Instructions for the task: Word for word, set down the records and skip each picture.

Extracted data:
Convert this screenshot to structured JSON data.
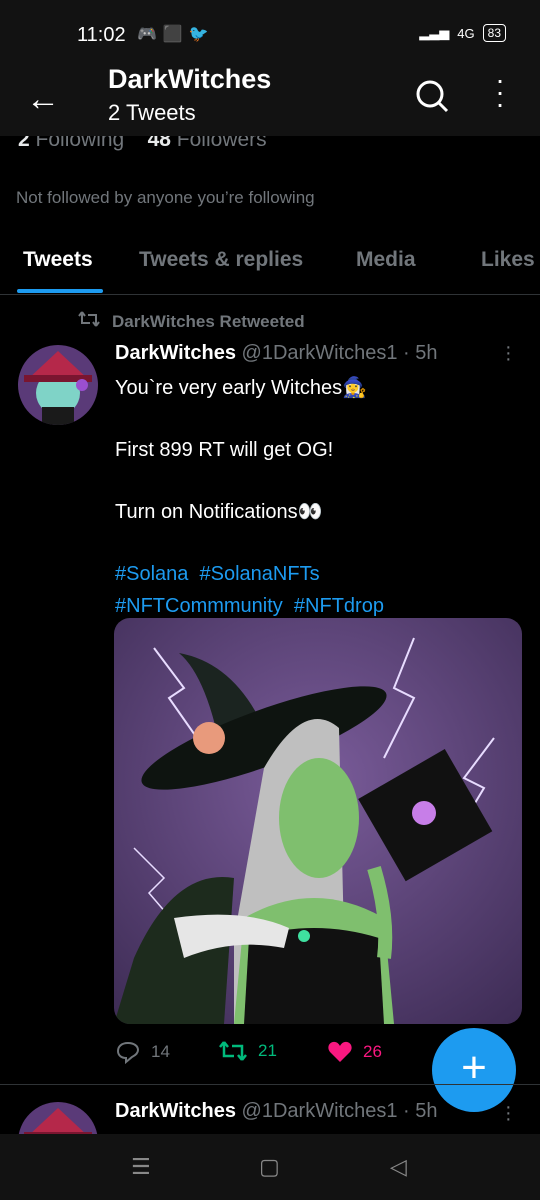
{
  "status": {
    "time": "11:02",
    "network": "4G",
    "battery": "83"
  },
  "header": {
    "title": "DarkWitches",
    "subtitle": "2 Tweets"
  },
  "profile": {
    "following_count": "2",
    "following_label": "Following",
    "followers_count": "48",
    "followers_label": "Followers",
    "not_followed": "Not followed by anyone you’re following"
  },
  "tabs": [
    {
      "label": "Tweets"
    },
    {
      "label": "Tweets & replies"
    },
    {
      "label": "Media"
    },
    {
      "label": "Likes"
    }
  ],
  "tweet": {
    "retweeted_by": "DarkWitches Retweeted",
    "author_name": "DarkWitches",
    "author_handle": "@1DarkWitches1 · 5h",
    "line1": "You`re very early Witches🧙‍♀️",
    "line2": "First 899 RT will get OG!",
    "line3": "Turn on Notifications👀",
    "hashtags_line1": "#Solana  #SolanaNFTs",
    "hashtags_line2": "#NFTCommmunity  #NFTdrop",
    "replies": "14",
    "retweets": "21",
    "likes": "26"
  },
  "tweet2": {
    "author_name": "DarkWitches",
    "author_handle": "@1DarkWitches1 · 5h"
  },
  "colors": {
    "accent": "#1d9bf0",
    "retweet": "#00ba7c",
    "like": "#f91880",
    "muted": "#71767b"
  }
}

Correct answer:
Convert this screenshot to structured JSON data.
{
  "status": {
    "time": "11:02",
    "network": "4G",
    "battery": "83"
  },
  "header": {
    "title": "DarkWitches",
    "subtitle": "2 Tweets"
  },
  "profile": {
    "following_count": "2",
    "following_label": "Following",
    "followers_count": "48",
    "followers_label": "Followers",
    "not_followed": "Not followed by anyone you’re following"
  },
  "tabs": [
    {
      "label": "Tweets"
    },
    {
      "label": "Tweets & replies"
    },
    {
      "label": "Media"
    },
    {
      "label": "Likes"
    }
  ],
  "tweet": {
    "retweeted_by": "DarkWitches Retweeted",
    "author_name": "DarkWitches",
    "author_handle": "@1DarkWitches1 · 5h",
    "line1": "You`re very early Witches🧙‍♀️",
    "line2": "First 899 RT will get OG!",
    "line3": "Turn on Notifications👀",
    "hashtags_line1": "#Solana  #SolanaNFTs",
    "hashtags_line2": "#NFTCommmunity  #NFTdrop",
    "replies": "14",
    "retweets": "21",
    "likes": "26"
  },
  "tweet2": {
    "author_name": "DarkWitches",
    "author_handle": "@1DarkWitches1 · 5h"
  },
  "colors": {
    "accent": "#1d9bf0",
    "retweet": "#00ba7c",
    "like": "#f91880",
    "muted": "#71767b"
  }
}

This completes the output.